• Excerpted data:
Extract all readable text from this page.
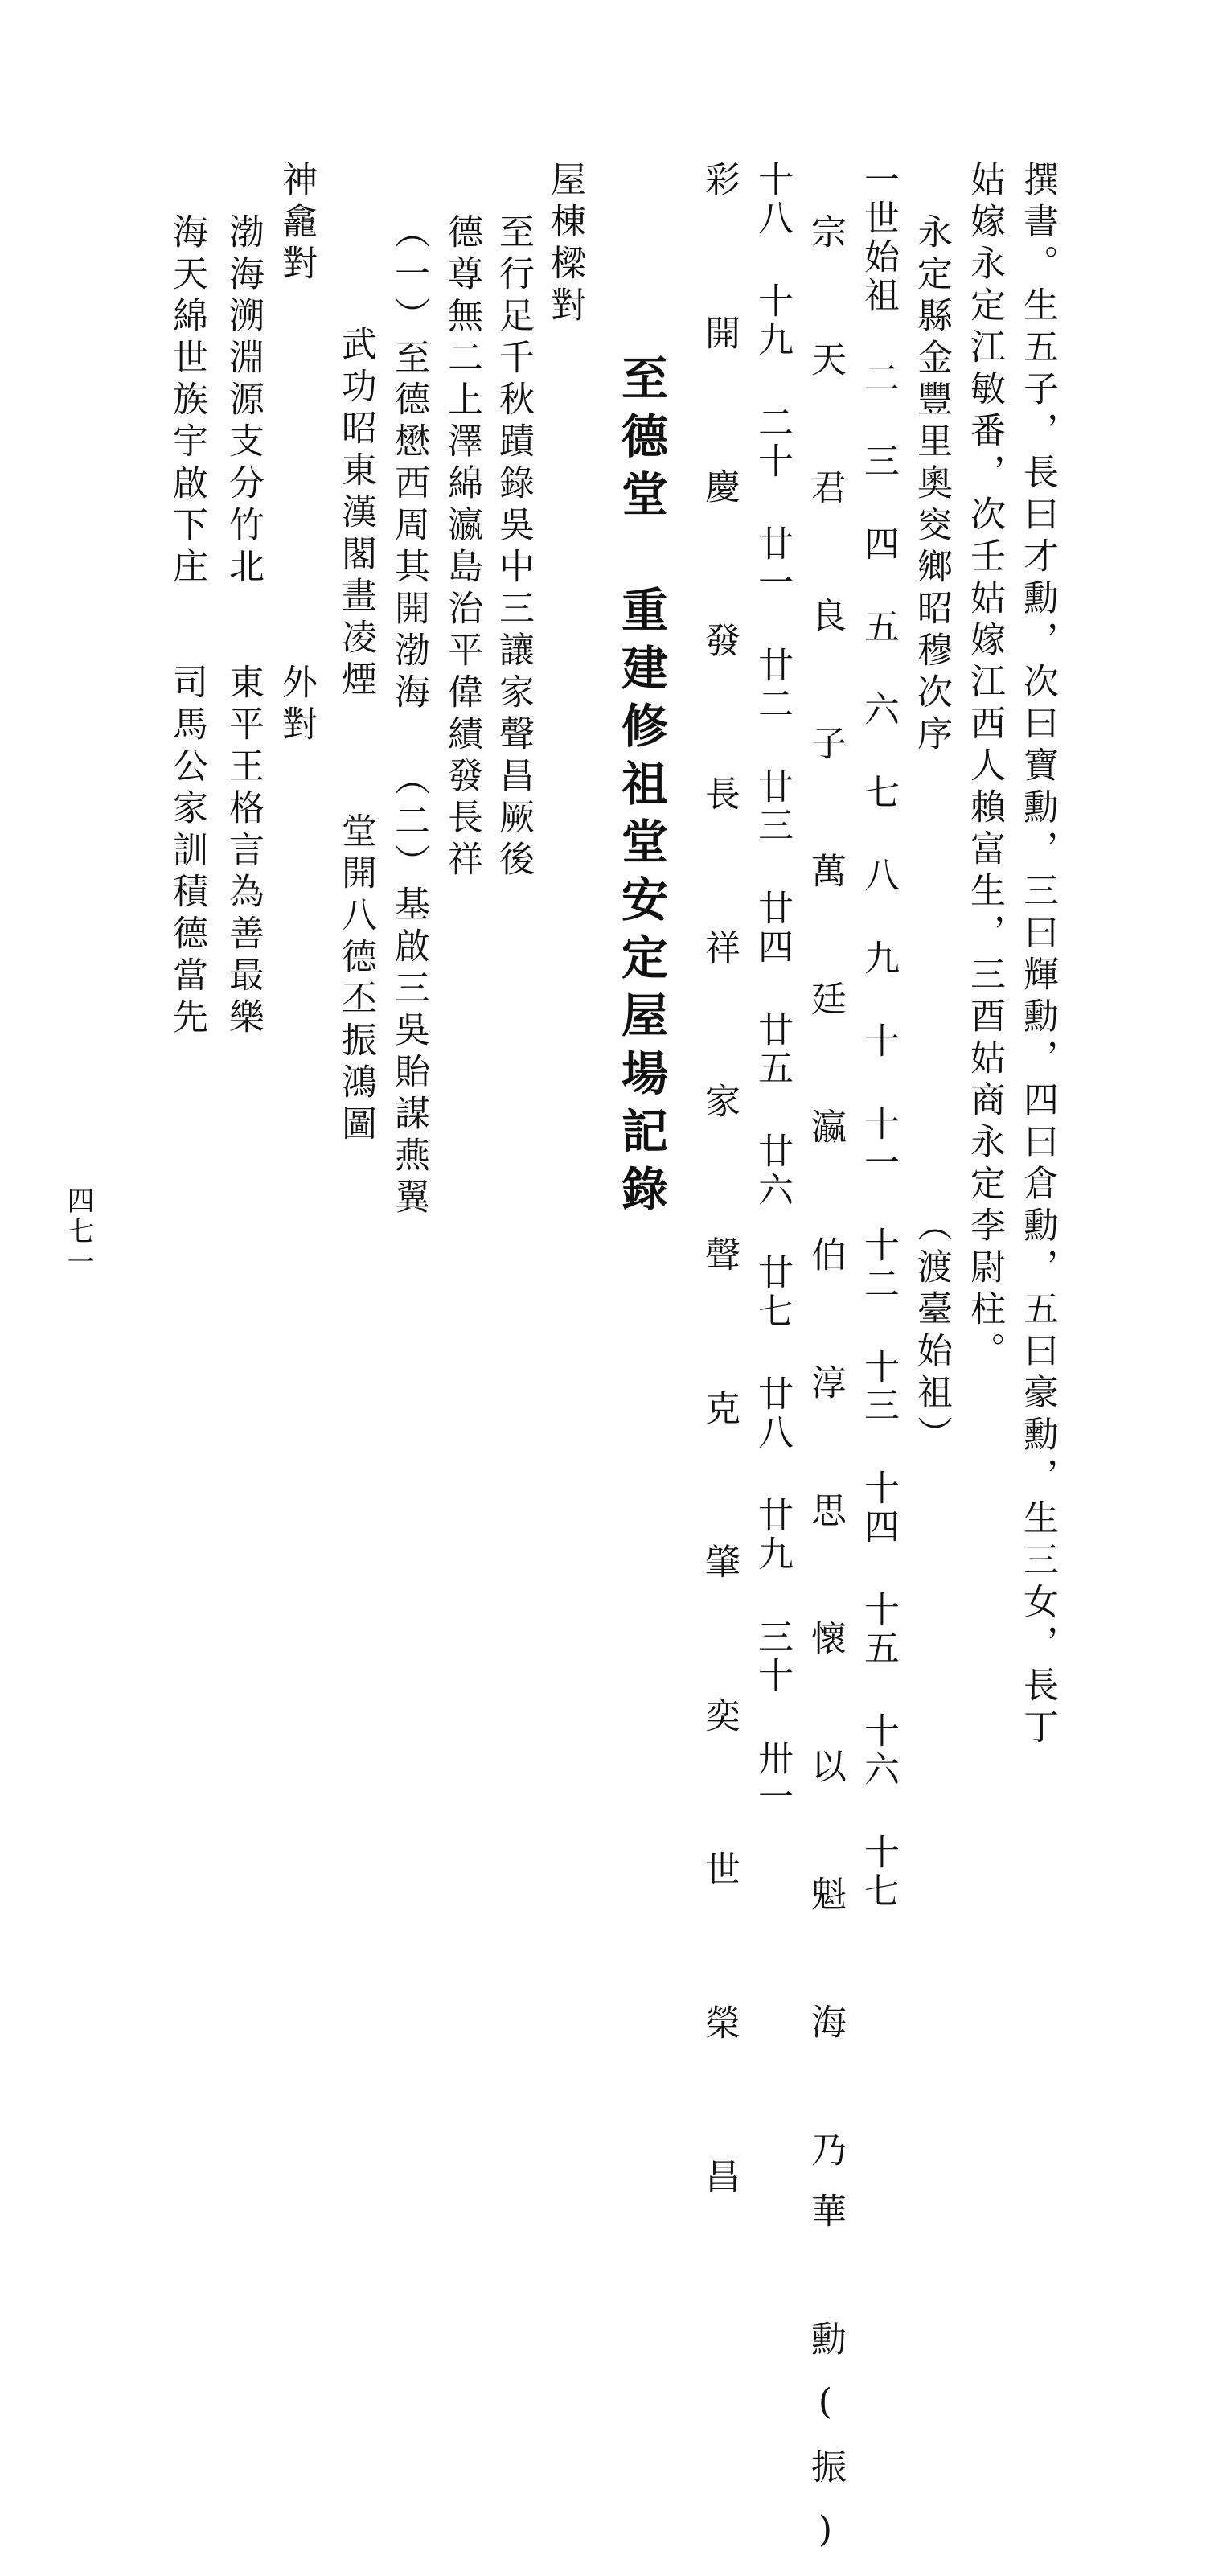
撰書。生五子，長曰才勳，次曰寶勳，三曰輝勳，四曰倉勳，五曰豪勳，生三女，長丁
姑嫁永定江敏番，次壬姑嫁江西人賴富生，三酉姑商永定李尉柱。
永定縣金豐里奧窔鄉昭穆次序
（渡臺始祖）
一世始祖 二 三 四 五 六 七 八 九 十 十一 十二 十三 十四 十五 十六 十七
宗 天 君 良 子 萬 廷 瀛 伯 淳 思 懷 以 魁 海 乃華 勳(振)
十八 十九 二十 廿一 廿二 廿三 廿四 廿五 廿六 廿七 廿八 廿九 三十 卅一
彩 開 慶 發 長 祥 家 聲 克 肇 奕 世 榮 昌
至德堂　重建修祖堂安定屋場記錄
屋棟樑對
至行足千秋蹟錄吳中三讓家聲昌厥後
德尊無二上澤綿瀛島治平偉績發長祥
（一）至德懋西周其開渤海
（二）基啟三吳貽謀燕翼
武功昭東漢閣畫凌煙
堂開八德丕振鴻圖
神龕對
外對
渤海溯淵源支分竹北
東平王格言為善最樂
海天綿世族宇啟下庄
司馬公家訓積德當先
四七一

• The exercise: Keep every word of the data as it is when you write it out, but drop the pictures.

• Response to this exercise:
Extract all readable text from this page.
撰書。生五子，長曰才勳，次曰寶勳，三曰輝勳，四曰倉勳，五曰豪勳，生三女，長丁
姑嫁永定江敏番，次壬姑嫁江西人賴富生，三酉姑商永定李尉柱。
永定縣金豐里奧窔鄉昭穆次序
（渡臺始祖）
一世始祖 二 三 四 五 六 七 八 九 十 十一 十二 十三 十四 十五 十六 十七
宗 天 君 良 子 萬 廷 瀛 伯 淳 思 懷 以 魁 海 乃華 勳(振)
十八 十九 二十 廿一 廿二 廿三 廿四 廿五 廿六 廿七 廿八 廿九 三十 卅一
彩 開 慶 發 長 祥 家 聲 克 肇 奕 世 榮 昌
至德堂　重建修祖堂安定屋場記錄
屋棟樑對
至行足千秋蹟錄吳中三讓家聲昌厥後
德尊無二上澤綿瀛島治平偉績發長祥
（一）至德懋西周其開渤海
（二）基啟三吳貽謀燕翼
武功昭東漢閣畫凌煙
堂開八德丕振鴻圖
神龕對
外對
渤海溯淵源支分竹北
東平王格言為善最樂
海天綿世族宇啟下庄
司馬公家訓積德當先
四七一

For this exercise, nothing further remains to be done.